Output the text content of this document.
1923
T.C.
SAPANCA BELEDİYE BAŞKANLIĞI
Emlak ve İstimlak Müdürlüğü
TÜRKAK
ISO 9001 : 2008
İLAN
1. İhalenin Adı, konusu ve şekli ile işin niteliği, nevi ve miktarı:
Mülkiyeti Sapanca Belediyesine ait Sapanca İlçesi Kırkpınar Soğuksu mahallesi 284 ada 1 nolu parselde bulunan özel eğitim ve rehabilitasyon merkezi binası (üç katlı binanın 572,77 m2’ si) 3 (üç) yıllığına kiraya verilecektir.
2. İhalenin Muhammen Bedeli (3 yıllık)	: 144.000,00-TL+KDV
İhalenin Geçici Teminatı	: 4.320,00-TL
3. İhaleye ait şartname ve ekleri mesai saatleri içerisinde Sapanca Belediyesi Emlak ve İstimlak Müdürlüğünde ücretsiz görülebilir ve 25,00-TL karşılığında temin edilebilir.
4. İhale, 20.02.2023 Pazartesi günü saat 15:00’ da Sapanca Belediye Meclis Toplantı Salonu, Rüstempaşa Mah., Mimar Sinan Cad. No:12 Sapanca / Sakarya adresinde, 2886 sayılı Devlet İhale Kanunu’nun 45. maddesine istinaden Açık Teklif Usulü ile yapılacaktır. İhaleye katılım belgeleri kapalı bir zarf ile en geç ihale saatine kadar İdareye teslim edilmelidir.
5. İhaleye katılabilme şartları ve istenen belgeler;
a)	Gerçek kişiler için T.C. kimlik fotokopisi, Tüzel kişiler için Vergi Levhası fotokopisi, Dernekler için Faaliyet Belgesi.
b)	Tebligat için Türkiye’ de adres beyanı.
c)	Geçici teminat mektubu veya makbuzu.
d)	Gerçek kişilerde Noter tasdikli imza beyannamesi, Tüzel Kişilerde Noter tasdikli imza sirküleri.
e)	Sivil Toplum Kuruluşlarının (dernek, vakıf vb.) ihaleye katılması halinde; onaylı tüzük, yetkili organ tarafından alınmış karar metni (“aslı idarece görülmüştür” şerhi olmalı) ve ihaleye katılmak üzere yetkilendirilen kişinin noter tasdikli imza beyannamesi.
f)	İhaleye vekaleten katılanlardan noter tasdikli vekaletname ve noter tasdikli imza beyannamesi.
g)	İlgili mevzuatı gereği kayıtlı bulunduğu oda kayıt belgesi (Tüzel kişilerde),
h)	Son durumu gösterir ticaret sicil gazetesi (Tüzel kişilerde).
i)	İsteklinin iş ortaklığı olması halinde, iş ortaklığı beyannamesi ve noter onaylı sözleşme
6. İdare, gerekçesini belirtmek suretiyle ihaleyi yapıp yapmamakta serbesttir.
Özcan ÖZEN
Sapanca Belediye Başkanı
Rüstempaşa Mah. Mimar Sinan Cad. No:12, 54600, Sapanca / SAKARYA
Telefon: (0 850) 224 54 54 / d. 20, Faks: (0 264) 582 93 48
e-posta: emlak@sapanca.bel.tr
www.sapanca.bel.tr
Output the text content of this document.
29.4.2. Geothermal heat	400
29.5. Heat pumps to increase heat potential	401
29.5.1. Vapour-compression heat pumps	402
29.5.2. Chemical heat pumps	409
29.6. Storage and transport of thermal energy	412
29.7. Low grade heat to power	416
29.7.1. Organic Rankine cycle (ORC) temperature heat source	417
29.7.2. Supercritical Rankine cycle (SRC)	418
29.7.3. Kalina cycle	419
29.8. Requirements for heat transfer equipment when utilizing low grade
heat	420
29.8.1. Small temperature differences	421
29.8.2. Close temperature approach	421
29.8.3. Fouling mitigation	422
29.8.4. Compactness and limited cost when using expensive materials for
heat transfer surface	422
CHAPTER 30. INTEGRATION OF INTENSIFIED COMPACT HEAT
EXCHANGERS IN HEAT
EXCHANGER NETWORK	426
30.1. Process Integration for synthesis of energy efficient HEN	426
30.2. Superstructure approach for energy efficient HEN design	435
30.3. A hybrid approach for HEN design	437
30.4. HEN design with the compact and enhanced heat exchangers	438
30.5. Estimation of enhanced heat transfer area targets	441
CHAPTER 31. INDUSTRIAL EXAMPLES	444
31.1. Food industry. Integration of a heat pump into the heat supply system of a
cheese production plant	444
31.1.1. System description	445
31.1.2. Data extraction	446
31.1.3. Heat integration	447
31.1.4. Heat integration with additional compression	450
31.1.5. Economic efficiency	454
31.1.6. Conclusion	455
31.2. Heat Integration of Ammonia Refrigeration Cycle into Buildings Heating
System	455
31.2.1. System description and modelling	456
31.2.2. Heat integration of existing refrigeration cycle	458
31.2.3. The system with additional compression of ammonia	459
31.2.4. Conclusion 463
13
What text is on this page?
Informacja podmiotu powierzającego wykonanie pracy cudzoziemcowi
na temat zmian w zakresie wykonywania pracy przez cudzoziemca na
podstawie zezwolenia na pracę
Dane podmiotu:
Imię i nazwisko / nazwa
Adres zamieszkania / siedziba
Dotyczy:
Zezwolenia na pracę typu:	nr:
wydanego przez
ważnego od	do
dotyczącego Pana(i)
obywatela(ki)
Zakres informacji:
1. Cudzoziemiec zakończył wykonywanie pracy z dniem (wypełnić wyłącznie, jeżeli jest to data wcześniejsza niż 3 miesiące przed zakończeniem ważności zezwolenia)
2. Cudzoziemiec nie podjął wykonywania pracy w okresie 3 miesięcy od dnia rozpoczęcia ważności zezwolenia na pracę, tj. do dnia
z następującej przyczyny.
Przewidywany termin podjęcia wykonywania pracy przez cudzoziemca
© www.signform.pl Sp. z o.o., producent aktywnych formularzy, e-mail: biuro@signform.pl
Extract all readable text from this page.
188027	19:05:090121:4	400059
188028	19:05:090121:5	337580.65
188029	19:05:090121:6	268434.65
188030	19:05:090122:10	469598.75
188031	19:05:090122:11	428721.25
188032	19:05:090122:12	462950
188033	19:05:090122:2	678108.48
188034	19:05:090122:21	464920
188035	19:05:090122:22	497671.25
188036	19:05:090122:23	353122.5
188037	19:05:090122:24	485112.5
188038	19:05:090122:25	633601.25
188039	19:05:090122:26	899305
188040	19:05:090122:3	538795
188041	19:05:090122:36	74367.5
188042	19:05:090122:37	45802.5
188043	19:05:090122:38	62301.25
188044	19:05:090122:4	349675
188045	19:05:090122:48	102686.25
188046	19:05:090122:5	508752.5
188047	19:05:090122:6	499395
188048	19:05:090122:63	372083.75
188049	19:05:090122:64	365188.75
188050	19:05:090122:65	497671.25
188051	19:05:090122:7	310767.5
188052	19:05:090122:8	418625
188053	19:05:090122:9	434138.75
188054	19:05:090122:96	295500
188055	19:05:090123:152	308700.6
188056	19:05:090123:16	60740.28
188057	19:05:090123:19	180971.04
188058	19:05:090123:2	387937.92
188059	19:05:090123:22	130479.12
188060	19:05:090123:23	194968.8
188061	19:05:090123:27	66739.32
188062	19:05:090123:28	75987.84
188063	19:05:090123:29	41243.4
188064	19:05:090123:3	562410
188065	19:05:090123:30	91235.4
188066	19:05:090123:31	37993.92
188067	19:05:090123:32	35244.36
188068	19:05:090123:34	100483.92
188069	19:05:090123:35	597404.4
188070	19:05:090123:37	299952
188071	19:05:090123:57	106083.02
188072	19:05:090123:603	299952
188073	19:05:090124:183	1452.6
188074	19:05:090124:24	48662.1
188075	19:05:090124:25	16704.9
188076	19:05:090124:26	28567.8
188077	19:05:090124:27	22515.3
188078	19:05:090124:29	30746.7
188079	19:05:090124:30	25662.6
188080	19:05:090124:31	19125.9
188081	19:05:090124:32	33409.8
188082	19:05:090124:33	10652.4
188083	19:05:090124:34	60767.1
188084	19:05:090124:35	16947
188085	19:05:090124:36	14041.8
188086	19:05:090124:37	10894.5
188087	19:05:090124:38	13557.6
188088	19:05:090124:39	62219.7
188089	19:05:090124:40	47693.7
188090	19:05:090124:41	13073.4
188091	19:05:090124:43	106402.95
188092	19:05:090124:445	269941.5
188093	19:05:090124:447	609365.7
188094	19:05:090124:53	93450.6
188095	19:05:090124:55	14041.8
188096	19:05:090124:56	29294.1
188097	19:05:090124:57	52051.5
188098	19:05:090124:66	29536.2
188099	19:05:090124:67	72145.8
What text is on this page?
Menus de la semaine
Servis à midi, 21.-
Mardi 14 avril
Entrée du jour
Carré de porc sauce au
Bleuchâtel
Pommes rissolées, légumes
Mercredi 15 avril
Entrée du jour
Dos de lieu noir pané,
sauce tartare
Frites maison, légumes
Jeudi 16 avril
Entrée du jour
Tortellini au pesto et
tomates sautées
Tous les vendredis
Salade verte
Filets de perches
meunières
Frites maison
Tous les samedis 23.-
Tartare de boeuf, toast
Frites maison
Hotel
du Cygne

+---+

- Exercise requirements: Extract, from the material above, each line holding the word "compression".

- Solution to this problem:
29.5.1. Vapour-compression heat pumps	402
31.1.4. Heat integration with additional compression	450
31.2.3. The system with additional compression of ammonia	459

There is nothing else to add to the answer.